PROBLEM.
Transcribe every line exactly and omit anything that is a picture.
■ ■ ■ ■ ■ ■ ■
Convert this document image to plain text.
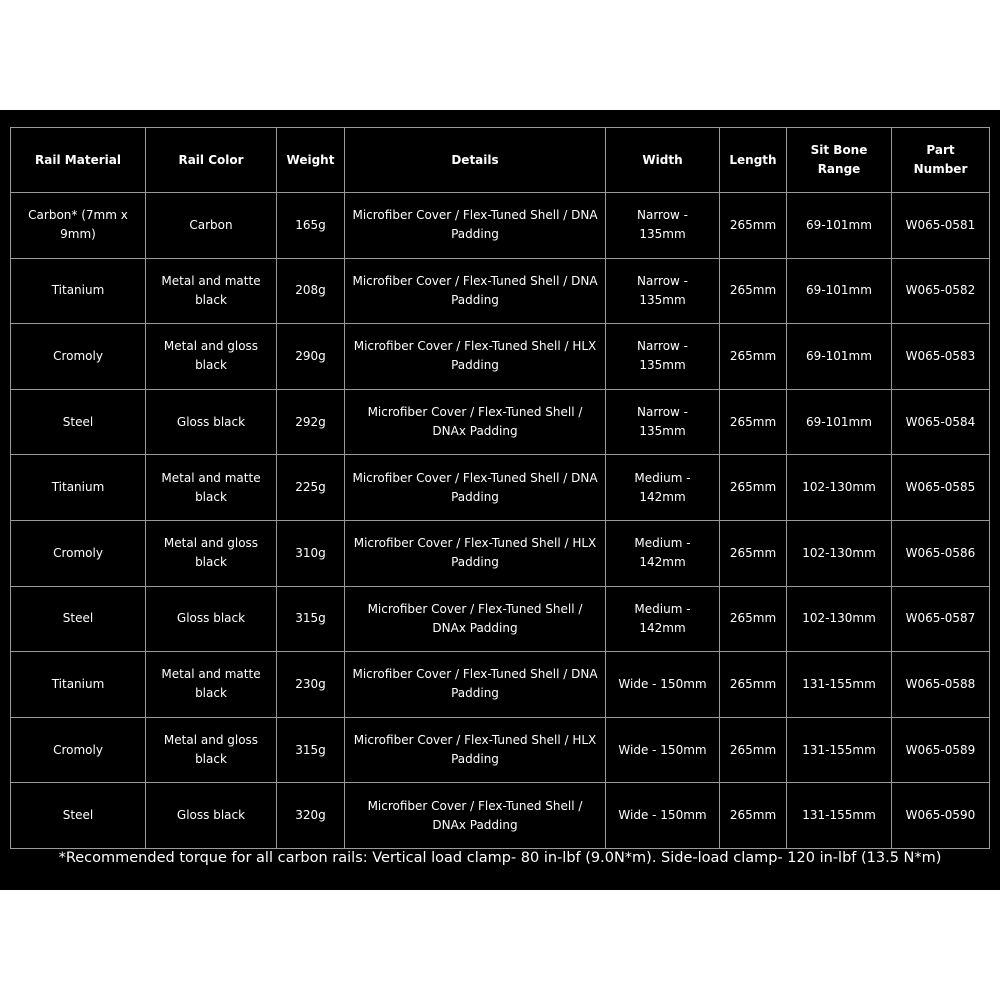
Rail Material	Rail Color	Weight	Details	Width	Length	Sit Bone Range	Part Number
Carbon* (7mm x 9mm)	Carbon	165g	Microfiber Cover / Flex-Tuned Shell / DNA Padding	Narrow - 135mm	265mm	69-101mm	W065-0581
Titanium	Metal and matte black	208g	Microfiber Cover / Flex-Tuned Shell / DNA Padding	Narrow - 135mm	265mm	69-101mm	W065-0582
Cromoly	Metal and gloss black	290g	Microfiber Cover / Flex-Tuned Shell / HLX Padding	Narrow - 135mm	265mm	69-101mm	W065-0583
Steel	Gloss black	292g	Microfiber Cover / Flex-Tuned Shell / DNAx Padding	Narrow - 135mm	265mm	69-101mm	W065-0584
Titanium	Metal and matte black	225g	Microfiber Cover / Flex-Tuned Shell / DNA Padding	Medium - 142mm	265mm	102-130mm	W065-0585
Cromoly	Metal and gloss black	310g	Microfiber Cover / Flex-Tuned Shell / HLX Padding	Medium - 142mm	265mm	102-130mm	W065-0586
Steel	Gloss black	315g	Microfiber Cover / Flex-Tuned Shell / DNAx Padding	Medium - 142mm	265mm	102-130mm	W065-0587
Titanium	Metal and matte black	230g	Microfiber Cover / Flex-Tuned Shell / DNA Padding	Wide - 150mm	265mm	131-155mm	W065-0588
Cromoly	Metal and gloss black	315g	Microfiber Cover / Flex-Tuned Shell / HLX Padding	Wide - 150mm	265mm	131-155mm	W065-0589
Steel	Gloss black	320g	Microfiber Cover / Flex-Tuned Shell / DNAx Padding	Wide - 150mm	265mm	131-155mm	W065-0590
*Recommended torque for all carbon rails: Vertical load clamp- 80 in-lbf (9.0N*m). Side-load clamp- 120 in-lbf (13.5 N*m)
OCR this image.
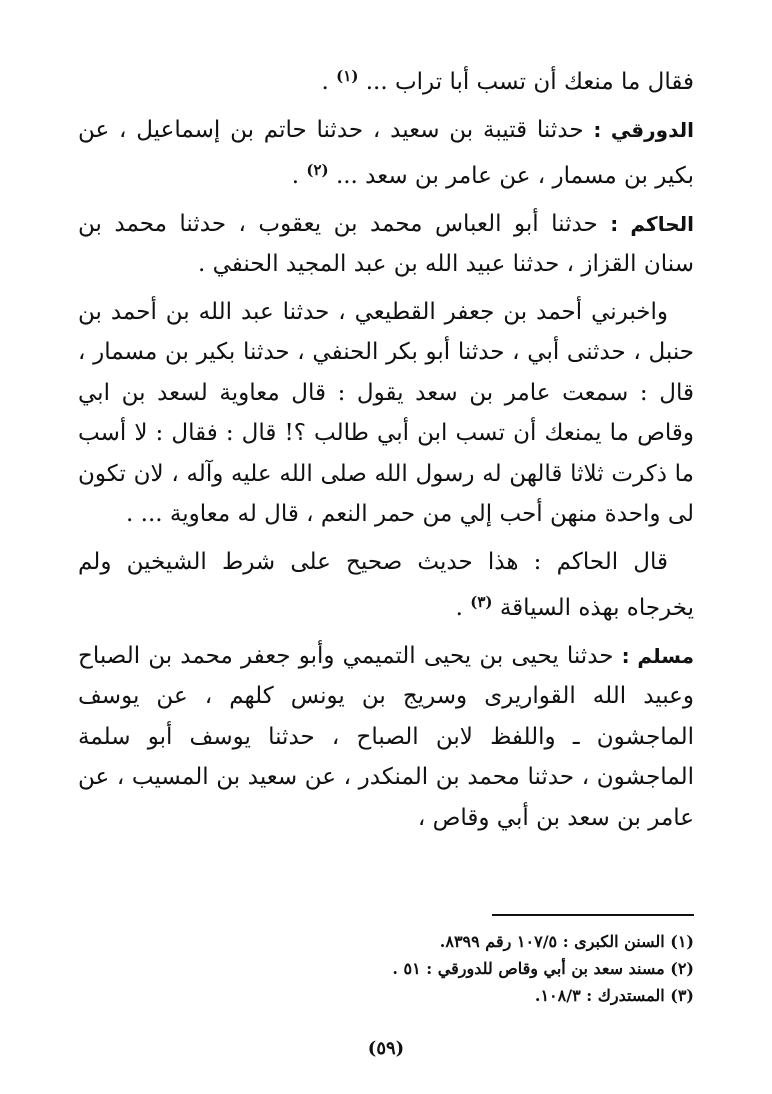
فقال ما منعك أن تسب أبا تراب ... $^{(١)}$ .

الدورقي : حدثنا قتيبة بن سعيد ، حدثنا حاتم بن إسماعيل ، عن بكير بن مسمار ، عن عامر بن سعد ... $^{(٢)}$ .

الحاكم : حدثنا أبو العباس محمد بن يعقوب ، حدثنا محمد بن سنان القزاز ، حدثنا عبيد الله بن عبد المجيد الحنفي .

واخبرني أحمد بن جعفر القطيعي ، حدثنا عبد الله بن أحمد بن حنبل ، حدثنى أبي ، حدثنا أبو بكر الحنفي ، حدثنا بكير بن مسمار ، قال : سمعت عامر بن سعد يقول : قال معاوية لسعد بن ابي وقاص ما يمنعك أن تسب ابن أبي طالب ؟! قال : فقال : لا أسب ما ذكرت ثلاثا قالهن له رسول الله صلى الله عليه وآله ، لان تكون لى واحدة منهن أحب إلي من حمر النعم ، قال له معاوية ... .

قال الحاكم : هذا حديث صحيح على شرط الشيخين ولم يخرجاه بهذه السياقة $^{(٣)}$ .

مسلم : حدثنا يحيى بن يحيى التميمي وأبو جعفر محمد بن الصباح وعبيد الله القواريرى وسريج بن يونس كلهم ، عن يوسف الماجشون ـ واللفظ لابن الصباح ، حدثنا يوسف أبو سلمة الماجشون ، حدثنا محمد بن المنكدر ، عن سعيد بن المسيب ، عن عامر بن سعد بن أبي وقاص ،

(١) السنن الكبرى : ١٠٧/٥ رقم ٨٣٩٩.

(٢) مسند سعد بن أبي وقاص للدورقي : ٥١ .

(٣) المستدرك : ١٠٨/٣.

(٥٩)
■ ■ ■ ■ ■ ■ ■
EXERCISE SOLUTION.
Convert this document image to plain text.
Rail Material	Rail Color	Weight	Details	Width	Length	Sit Bone Range	Part Number
Carbon* (7mm x 9mm)	Carbon	165g	Microfiber Cover / Flex-Tuned Shell / DNA Padding	Narrow - 135mm	265mm	69-101mm	W065-0581
Titanium	Metal and matte black	208g	Microfiber Cover / Flex-Tuned Shell / DNA Padding	Narrow - 135mm	265mm	69-101mm	W065-0582
Cromoly	Metal and gloss black	290g	Microfiber Cover / Flex-Tuned Shell / HLX Padding	Narrow - 135mm	265mm	69-101mm	W065-0583
Steel	Gloss black	292g	Microfiber Cover / Flex-Tuned Shell / DNAx Padding	Narrow - 135mm	265mm	69-101mm	W065-0584
Titanium	Metal and matte black	225g	Microfiber Cover / Flex-Tuned Shell / DNA Padding	Medium - 142mm	265mm	102-130mm	W065-0585
Cromoly	Metal and gloss black	310g	Microfiber Cover / Flex-Tuned Shell / HLX Padding	Medium - 142mm	265mm	102-130mm	W065-0586
Steel	Gloss black	315g	Microfiber Cover / Flex-Tuned Shell / DNAx Padding	Medium - 142mm	265mm	102-130mm	W065-0587
Titanium	Metal and matte black	230g	Microfiber Cover / Flex-Tuned Shell / DNA Padding	Wide - 150mm	265mm	131-155mm	W065-0588
Cromoly	Metal and gloss black	315g	Microfiber Cover / Flex-Tuned Shell / HLX Padding	Wide - 150mm	265mm	131-155mm	W065-0589
Steel	Gloss black	320g	Microfiber Cover / Flex-Tuned Shell / DNAx Padding	Wide - 150mm	265mm	131-155mm	W065-0590
*Recommended torque for all carbon rails: Vertical load clamp- 80 in-lbf (9.0N*m). Side-load clamp- 120 in-lbf (13.5 N*m)
OCR this image.
فقال ما منعك أن تسب أبا تراب ... $^{(١)}$ .

الدورقي : حدثنا قتيبة بن سعيد ، حدثنا حاتم بن إسماعيل ، عن بكير بن مسمار ، عن عامر بن سعد ... $^{(٢)}$ .

الحاكم : حدثنا أبو العباس محمد بن يعقوب ، حدثنا محمد بن سنان القزاز ، حدثنا عبيد الله بن عبد المجيد الحنفي .

واخبرني أحمد بن جعفر القطيعي ، حدثنا عبد الله بن أحمد بن حنبل ، حدثنى أبي ، حدثنا أبو بكر الحنفي ، حدثنا بكير بن مسمار ، قال : سمعت عامر بن سعد يقول : قال معاوية لسعد بن ابي وقاص ما يمنعك أن تسب ابن أبي طالب ؟! قال : فقال : لا أسب ما ذكرت ثلاثا قالهن له رسول الله صلى الله عليه وآله ، لان تكون لى واحدة منهن أحب إلي من حمر النعم ، قال له معاوية ... .

قال الحاكم : هذا حديث صحيح على شرط الشيخين ولم يخرجاه بهذه السياقة $^{(٣)}$ .

مسلم : حدثنا يحيى بن يحيى التميمي وأبو جعفر محمد بن الصباح وعبيد الله القواريرى وسريج بن يونس كلهم ، عن يوسف الماجشون ـ واللفظ لابن الصباح ، حدثنا يوسف أبو سلمة الماجشون ، حدثنا محمد بن المنكدر ، عن سعيد بن المسيب ، عن عامر بن سعد بن أبي وقاص ،

(١) السنن الكبرى : ١٠٧/٥ رقم ٨٣٩٩.

(٢) مسند سعد بن أبي وقاص للدورقي : ٥١ .

(٣) المستدرك : ١٠٨/٣.

(٥٩)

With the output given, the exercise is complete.